• **Problem description**
Tally the lines with the word "title" and report the number alone.
+-------+
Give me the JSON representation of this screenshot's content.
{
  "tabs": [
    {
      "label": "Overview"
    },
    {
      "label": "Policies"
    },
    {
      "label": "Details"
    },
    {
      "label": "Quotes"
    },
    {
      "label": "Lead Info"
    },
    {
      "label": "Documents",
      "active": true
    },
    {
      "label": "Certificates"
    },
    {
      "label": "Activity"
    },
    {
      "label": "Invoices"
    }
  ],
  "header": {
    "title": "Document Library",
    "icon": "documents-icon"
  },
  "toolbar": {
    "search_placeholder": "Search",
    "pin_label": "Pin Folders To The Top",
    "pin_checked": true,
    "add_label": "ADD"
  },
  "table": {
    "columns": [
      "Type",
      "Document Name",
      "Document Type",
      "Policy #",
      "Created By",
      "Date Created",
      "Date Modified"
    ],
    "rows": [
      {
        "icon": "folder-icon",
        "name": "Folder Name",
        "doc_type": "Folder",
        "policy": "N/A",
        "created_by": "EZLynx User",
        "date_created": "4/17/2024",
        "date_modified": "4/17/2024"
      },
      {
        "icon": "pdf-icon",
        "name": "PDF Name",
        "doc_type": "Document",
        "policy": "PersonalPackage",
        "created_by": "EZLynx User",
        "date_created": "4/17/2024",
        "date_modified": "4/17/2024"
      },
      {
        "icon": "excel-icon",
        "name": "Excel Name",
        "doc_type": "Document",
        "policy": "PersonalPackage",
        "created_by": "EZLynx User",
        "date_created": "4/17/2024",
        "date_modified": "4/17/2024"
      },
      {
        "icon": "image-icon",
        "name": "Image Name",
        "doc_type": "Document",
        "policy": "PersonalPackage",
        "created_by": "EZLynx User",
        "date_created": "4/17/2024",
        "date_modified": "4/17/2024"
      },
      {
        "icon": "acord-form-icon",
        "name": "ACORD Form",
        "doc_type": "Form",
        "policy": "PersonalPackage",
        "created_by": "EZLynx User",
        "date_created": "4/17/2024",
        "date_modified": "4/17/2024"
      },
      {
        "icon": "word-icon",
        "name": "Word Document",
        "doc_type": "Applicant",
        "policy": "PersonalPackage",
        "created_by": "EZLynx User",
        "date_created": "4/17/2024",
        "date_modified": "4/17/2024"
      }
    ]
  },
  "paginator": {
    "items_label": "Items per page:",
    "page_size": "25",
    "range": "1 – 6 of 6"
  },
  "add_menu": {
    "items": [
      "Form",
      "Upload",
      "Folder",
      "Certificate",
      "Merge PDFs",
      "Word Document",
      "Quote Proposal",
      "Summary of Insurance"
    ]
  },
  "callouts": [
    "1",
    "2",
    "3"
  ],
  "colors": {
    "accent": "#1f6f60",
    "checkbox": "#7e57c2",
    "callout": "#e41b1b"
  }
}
+-------+
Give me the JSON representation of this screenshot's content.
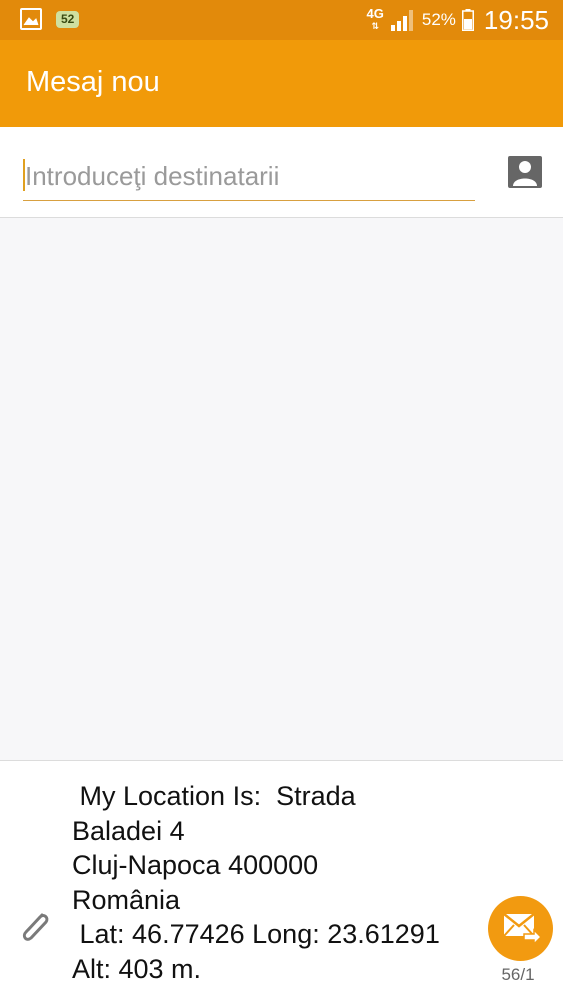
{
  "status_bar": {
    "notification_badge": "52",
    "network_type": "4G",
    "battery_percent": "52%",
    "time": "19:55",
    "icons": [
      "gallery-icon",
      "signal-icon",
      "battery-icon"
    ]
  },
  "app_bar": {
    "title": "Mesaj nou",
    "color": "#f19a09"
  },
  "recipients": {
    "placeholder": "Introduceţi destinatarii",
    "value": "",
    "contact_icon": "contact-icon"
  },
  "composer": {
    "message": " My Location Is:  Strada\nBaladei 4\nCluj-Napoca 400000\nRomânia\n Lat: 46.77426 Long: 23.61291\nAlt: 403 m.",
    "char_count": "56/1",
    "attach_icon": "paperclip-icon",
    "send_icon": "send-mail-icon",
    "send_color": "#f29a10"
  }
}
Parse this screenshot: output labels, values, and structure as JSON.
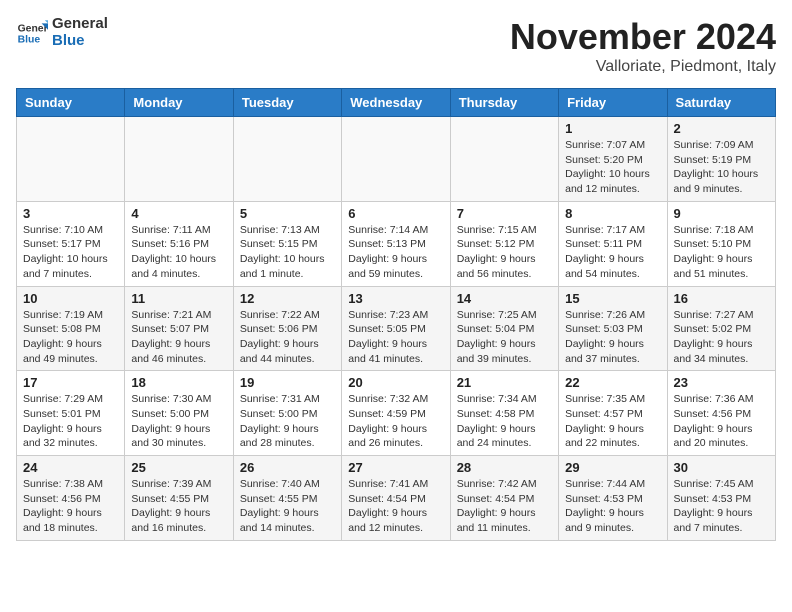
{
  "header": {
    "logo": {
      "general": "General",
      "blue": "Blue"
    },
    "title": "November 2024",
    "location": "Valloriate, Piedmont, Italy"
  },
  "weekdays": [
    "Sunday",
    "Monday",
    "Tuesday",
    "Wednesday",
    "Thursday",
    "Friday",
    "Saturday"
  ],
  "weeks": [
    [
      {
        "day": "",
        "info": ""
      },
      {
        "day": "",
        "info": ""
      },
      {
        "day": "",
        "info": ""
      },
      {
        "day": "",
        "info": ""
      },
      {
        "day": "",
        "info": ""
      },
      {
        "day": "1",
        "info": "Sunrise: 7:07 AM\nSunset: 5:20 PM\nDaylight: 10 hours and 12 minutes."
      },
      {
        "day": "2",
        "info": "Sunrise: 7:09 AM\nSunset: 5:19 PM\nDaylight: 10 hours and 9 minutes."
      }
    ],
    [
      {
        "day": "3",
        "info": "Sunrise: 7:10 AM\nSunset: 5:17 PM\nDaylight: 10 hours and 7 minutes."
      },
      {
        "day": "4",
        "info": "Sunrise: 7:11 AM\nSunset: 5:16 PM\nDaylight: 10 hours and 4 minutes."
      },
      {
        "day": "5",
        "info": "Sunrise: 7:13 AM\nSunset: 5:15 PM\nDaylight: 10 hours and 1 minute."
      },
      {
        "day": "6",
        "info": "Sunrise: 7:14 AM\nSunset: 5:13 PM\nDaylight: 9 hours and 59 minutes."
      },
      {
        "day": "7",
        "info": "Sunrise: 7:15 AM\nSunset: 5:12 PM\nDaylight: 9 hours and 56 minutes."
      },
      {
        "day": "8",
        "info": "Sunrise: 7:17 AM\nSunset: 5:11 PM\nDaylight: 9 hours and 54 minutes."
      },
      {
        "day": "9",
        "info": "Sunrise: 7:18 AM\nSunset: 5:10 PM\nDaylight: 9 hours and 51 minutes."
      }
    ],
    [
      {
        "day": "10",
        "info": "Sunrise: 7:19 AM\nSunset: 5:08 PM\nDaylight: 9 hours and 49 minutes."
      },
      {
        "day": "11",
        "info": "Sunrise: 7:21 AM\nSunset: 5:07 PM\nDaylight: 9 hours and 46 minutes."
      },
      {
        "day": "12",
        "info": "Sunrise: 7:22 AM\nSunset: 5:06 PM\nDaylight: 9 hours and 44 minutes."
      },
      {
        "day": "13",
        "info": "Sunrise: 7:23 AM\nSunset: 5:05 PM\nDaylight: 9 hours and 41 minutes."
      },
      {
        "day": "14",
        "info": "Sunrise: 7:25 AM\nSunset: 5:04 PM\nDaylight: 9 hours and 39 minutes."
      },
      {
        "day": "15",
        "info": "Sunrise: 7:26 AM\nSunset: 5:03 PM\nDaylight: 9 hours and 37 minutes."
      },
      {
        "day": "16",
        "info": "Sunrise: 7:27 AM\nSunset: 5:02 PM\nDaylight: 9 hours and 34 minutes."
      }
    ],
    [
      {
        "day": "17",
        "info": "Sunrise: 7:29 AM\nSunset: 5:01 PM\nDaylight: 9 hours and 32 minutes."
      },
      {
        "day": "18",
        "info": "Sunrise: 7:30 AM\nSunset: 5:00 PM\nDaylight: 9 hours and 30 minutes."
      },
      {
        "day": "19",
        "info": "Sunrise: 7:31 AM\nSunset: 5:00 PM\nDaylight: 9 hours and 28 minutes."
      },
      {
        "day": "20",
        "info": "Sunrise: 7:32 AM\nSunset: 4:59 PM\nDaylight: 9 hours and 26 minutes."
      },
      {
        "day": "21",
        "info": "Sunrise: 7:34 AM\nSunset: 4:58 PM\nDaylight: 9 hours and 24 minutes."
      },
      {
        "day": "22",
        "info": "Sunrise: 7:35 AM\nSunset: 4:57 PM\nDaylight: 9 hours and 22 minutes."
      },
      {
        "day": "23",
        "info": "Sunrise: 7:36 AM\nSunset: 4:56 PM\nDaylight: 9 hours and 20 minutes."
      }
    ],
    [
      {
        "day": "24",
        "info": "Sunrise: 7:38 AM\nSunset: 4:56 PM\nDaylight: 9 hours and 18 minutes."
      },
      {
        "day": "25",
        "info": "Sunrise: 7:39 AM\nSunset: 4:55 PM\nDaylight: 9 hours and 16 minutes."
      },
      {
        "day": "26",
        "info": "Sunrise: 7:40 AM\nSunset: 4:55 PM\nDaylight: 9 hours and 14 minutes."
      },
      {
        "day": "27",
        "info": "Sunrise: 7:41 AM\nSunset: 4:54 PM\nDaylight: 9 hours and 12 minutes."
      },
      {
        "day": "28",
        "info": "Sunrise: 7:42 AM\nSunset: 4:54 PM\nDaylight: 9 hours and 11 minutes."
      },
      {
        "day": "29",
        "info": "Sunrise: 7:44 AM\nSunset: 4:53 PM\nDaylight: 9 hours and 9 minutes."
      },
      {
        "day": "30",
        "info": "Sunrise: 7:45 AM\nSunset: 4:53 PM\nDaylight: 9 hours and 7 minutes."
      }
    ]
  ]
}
+-------+
• **Correct answer**
3